[DIRECTIVE]
Copy all the material that follows, keeping every character the same.
++++++++++++++++++++
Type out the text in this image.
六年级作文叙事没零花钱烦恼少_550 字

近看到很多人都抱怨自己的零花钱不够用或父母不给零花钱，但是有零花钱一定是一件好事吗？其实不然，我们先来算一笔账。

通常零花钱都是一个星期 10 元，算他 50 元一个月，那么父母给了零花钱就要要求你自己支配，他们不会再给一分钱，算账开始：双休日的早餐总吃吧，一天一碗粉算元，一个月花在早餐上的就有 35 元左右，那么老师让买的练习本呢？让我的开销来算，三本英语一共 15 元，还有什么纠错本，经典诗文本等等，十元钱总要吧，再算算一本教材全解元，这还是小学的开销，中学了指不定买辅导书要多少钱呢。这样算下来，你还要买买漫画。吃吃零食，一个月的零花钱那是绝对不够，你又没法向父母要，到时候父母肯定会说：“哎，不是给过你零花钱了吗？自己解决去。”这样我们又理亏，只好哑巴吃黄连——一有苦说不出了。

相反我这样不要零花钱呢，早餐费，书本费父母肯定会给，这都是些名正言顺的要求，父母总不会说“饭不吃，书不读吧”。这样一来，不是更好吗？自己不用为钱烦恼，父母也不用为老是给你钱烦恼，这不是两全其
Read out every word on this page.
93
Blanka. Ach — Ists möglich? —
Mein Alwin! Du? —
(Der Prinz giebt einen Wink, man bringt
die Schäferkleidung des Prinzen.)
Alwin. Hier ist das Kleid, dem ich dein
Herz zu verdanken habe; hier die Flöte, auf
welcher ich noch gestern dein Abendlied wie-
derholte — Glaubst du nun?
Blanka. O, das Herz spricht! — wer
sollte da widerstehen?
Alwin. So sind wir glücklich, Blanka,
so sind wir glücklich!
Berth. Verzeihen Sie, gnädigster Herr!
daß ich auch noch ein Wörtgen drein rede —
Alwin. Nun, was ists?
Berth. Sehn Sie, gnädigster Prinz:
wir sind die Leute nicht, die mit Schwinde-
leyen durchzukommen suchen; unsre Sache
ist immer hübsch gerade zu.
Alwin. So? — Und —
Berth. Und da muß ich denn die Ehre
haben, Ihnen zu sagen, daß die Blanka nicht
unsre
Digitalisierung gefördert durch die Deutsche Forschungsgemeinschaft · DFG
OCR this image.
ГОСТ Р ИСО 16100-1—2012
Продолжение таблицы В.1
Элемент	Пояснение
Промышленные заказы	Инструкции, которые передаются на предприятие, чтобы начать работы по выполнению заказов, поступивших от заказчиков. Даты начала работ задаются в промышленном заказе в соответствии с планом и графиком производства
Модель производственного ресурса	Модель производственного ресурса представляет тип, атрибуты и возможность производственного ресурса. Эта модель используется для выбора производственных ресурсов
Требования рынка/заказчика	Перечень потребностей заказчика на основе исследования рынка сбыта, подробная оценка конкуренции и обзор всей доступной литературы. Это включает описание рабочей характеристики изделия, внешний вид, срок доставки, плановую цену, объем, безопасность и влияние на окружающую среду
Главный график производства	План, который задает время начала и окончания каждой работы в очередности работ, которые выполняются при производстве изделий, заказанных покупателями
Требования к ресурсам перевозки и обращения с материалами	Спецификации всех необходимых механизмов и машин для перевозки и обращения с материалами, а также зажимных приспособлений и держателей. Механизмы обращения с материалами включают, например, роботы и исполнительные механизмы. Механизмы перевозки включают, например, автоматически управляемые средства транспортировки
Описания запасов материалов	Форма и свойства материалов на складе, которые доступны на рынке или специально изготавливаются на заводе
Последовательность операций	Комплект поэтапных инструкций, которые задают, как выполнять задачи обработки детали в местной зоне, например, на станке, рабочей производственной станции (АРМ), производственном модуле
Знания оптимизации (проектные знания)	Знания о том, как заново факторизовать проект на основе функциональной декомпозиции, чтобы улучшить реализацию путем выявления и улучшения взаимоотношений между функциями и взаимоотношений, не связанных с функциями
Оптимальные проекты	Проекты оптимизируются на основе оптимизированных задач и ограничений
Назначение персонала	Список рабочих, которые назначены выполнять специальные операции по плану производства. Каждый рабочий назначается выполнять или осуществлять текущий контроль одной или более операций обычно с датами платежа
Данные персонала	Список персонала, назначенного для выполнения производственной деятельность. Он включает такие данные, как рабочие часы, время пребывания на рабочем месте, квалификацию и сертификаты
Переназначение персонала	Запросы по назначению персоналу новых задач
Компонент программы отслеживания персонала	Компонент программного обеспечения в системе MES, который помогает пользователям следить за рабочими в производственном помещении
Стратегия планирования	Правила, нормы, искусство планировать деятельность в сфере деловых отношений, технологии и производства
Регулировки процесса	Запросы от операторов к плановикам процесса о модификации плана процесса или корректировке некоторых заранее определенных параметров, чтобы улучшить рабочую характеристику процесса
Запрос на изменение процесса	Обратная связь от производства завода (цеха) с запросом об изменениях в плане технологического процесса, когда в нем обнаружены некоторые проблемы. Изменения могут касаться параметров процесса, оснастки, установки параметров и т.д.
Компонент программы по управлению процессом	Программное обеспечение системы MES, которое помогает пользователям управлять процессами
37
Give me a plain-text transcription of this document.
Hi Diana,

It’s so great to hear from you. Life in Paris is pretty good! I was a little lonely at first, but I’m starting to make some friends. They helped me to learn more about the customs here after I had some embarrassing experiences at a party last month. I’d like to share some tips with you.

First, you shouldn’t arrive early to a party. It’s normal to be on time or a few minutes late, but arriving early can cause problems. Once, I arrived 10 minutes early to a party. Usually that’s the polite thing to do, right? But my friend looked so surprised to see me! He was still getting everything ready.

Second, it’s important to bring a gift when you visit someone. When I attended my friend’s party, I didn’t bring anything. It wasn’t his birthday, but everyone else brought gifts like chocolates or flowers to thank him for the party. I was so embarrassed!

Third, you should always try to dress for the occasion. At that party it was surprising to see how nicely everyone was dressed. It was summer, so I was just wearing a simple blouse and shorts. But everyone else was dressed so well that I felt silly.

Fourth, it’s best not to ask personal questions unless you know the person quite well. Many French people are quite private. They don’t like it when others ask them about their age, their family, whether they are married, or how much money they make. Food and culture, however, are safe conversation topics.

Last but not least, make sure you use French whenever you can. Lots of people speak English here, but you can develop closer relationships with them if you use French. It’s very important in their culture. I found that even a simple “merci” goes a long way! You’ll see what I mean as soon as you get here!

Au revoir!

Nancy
++++++++++++++++++++
[THE REPLY]
Type out the text in this image.
六年级作文叙事没零花钱烦恼少_550 字

近看到很多人都抱怨自己的零花钱不够用或父母不给零花钱，但是有零花钱一定是一件好事吗？其实不然，我们先来算一笔账。

通常零花钱都是一个星期 10 元，算他 50 元一个月，那么父母给了零花钱就要要求你自己支配，他们不会再给一分钱，算账开始：双休日的早餐总吃吧，一天一碗粉算元，一个月花在早餐上的就有 35 元左右，那么老师让买的练习本呢？让我的开销来算，三本英语一共 15 元，还有什么纠错本，经典诗文本等等，十元钱总要吧，再算算一本教材全解元，这还是小学的开销，中学了指不定买辅导书要多少钱呢。这样算下来，你还要买买漫画。吃吃零食，一个月的零花钱那是绝对不够，你又没法向父母要，到时候父母肯定会说：“哎，不是给过你零花钱了吗？自己解决去。”这样我们又理亏，只好哑巴吃黄连——一有苦说不出了。

相反我这样不要零花钱呢，早餐费，书本费父母肯定会给，这都是些名正言顺的要求，父母总不会说“饭不吃，书不读吧”。这样一来，不是更好吗？自己不用为钱烦恼，父母也不用为老是给你钱烦恼，这不是两全其
Read out every word on this page.
93
Blanka. Ach — Ists möglich? —
Mein Alwin! Du? —
(Der Prinz giebt einen Wink, man bringt
die Schäferkleidung des Prinzen.)
Alwin. Hier ist das Kleid, dem ich dein
Herz zu verdanken habe; hier die Flöte, auf
welcher ich noch gestern dein Abendlied wie-
derholte — Glaubst du nun?
Blanka. O, das Herz spricht! — wer
sollte da widerstehen?
Alwin. So sind wir glücklich, Blanka,
so sind wir glücklich!
Berth. Verzeihen Sie, gnädigster Herr!
daß ich auch noch ein Wörtgen drein rede —
Alwin. Nun, was ists?
Berth. Sehn Sie, gnädigster Prinz:
wir sind die Leute nicht, die mit Schwinde-
leyen durchzukommen suchen; unsre Sache
ist immer hübsch gerade zu.
Alwin. So? — Und —
Berth. Und da muß ich denn die Ehre
haben, Ihnen zu sagen, daß die Blanka nicht
unsre
Digitalisierung gefördert durch die Deutsche Forschungsgemeinschaft · DFG
OCR this image.
ГОСТ Р ИСО 16100-1—2012
Продолжение таблицы В.1
Элемент	Пояснение
Промышленные заказы	Инструкции, которые передаются на предприятие, чтобы начать работы по выполнению заказов, поступивших от заказчиков. Даты начала работ задаются в промышленном заказе в соответствии с планом и графиком производства
Модель производственного ресурса	Модель производственного ресурса представляет тип, атрибуты и возможность производственного ресурса. Эта модель используется для выбора производственных ресурсов
Требования рынка/заказчика	Перечень потребностей заказчика на основе исследования рынка сбыта, подробная оценка конкуренции и обзор всей доступной литературы. Это включает описание рабочей характеристики изделия, внешний вид, срок доставки, плановую цену, объем, безопасность и влияние на окружающую среду
Главный график производства	План, который задает время начала и окончания каждой работы в очередности работ, которые выполняются при производстве изделий, заказанных покупателями
Требования к ресурсам перевозки и обращения с материалами	Спецификации всех необходимых механизмов и машин для перевозки и обращения с материалами, а также зажимных приспособлений и держателей. Механизмы обращения с материалами включают, например, роботы и исполнительные механизмы. Механизмы перевозки включают, например, автоматически управляемые средства транспортировки
Описания запасов материалов	Форма и свойства материалов на складе, которые доступны на рынке или специально изготавливаются на заводе
Последовательность операций	Комплект поэтапных инструкций, которые задают, как выполнять задачи обработки детали в местной зоне, например, на станке, рабочей производственной станции (АРМ), производственном модуле
Знания оптимизации (проектные знания)	Знания о том, как заново факторизовать проект на основе функциональной декомпозиции, чтобы улучшить реализацию путем выявления и улучшения взаимоотношений между функциями и взаимоотношений, не связанных с функциями
Оптимальные проекты	Проекты оптимизируются на основе оптимизированных задач и ограничений
Назначение персонала	Список рабочих, которые назначены выполнять специальные операции по плану производства. Каждый рабочий назначается выполнять или осуществлять текущий контроль одной или более операций обычно с датами платежа
Данные персонала	Список персонала, назначенного для выполнения производственной деятельность. Он включает такие данные, как рабочие часы, время пребывания на рабочем месте, квалификацию и сертификаты
Переназначение персонала	Запросы по назначению персоналу новых задач
Компонент программы отслеживания персонала	Компонент программного обеспечения в системе MES, который помогает пользователям следить за рабочими в производственном помещении
Стратегия планирования	Правила, нормы, искусство планировать деятельность в сфере деловых отношений, технологии и производства
Регулировки процесса	Запросы от операторов к плановикам процесса о модификации плана процесса или корректировке некоторых заранее определенных параметров, чтобы улучшить рабочую характеристику процесса
Запрос на изменение процесса	Обратная связь от производства завода (цеха) с запросом об изменениях в плане технологического процесса, когда в нем обнаружены некоторые проблемы. Изменения могут касаться параметров процесса, оснастки, установки параметров и т.д.
Компонент программы по управлению процессом	Программное обеспечение системы MES, которое помогает пользователям управлять процессами
37
Give me a plain-text transcription of this document.
Hi Diana,

It’s so great to hear from you. Life in Paris is pretty good! I was a little lonely at first, but I’m starting to make some friends. They helped me to learn more about the customs here after I had some embarrassing experiences at a party last month. I’d like to share some tips with you.

First, you shouldn’t arrive early to a party. It’s normal to be on time or a few minutes late, but arriving early can cause problems. Once, I arrived 10 minutes early to a party. Usually that’s the polite thing to do, right? But my friend looked so surprised to see me! He was still getting everything ready.

Second, it’s important to bring a gift when you visit someone. When I attended my friend’s party, I didn’t bring anything. It wasn’t his birthday, but everyone else brought gifts like chocolates or flowers to thank him for the party. I was so embarrassed!

Third, you should always try to dress for the occasion. At that party it was surprising to see how nicely everyone was dressed. It was summer, so I was just wearing a simple blouse and shorts. But everyone else was dressed so well that I felt silly.

Fourth, it’s best not to ask personal questions unless you know the person quite well. Many French people are quite private. They don’t like it when others ask them about their age, their family, whether they are married, or how much money they make. Food and culture, however, are safe conversation topics.

Last but not least, make sure you use French whenever you can. Lots of people speak English here, but you can develop closer relationships with them if you use French. It’s very important in their culture. I found that even a simple “merci” goes a long way! You’ll see what I mean as soon as you get here!

Au revoir!

Nancy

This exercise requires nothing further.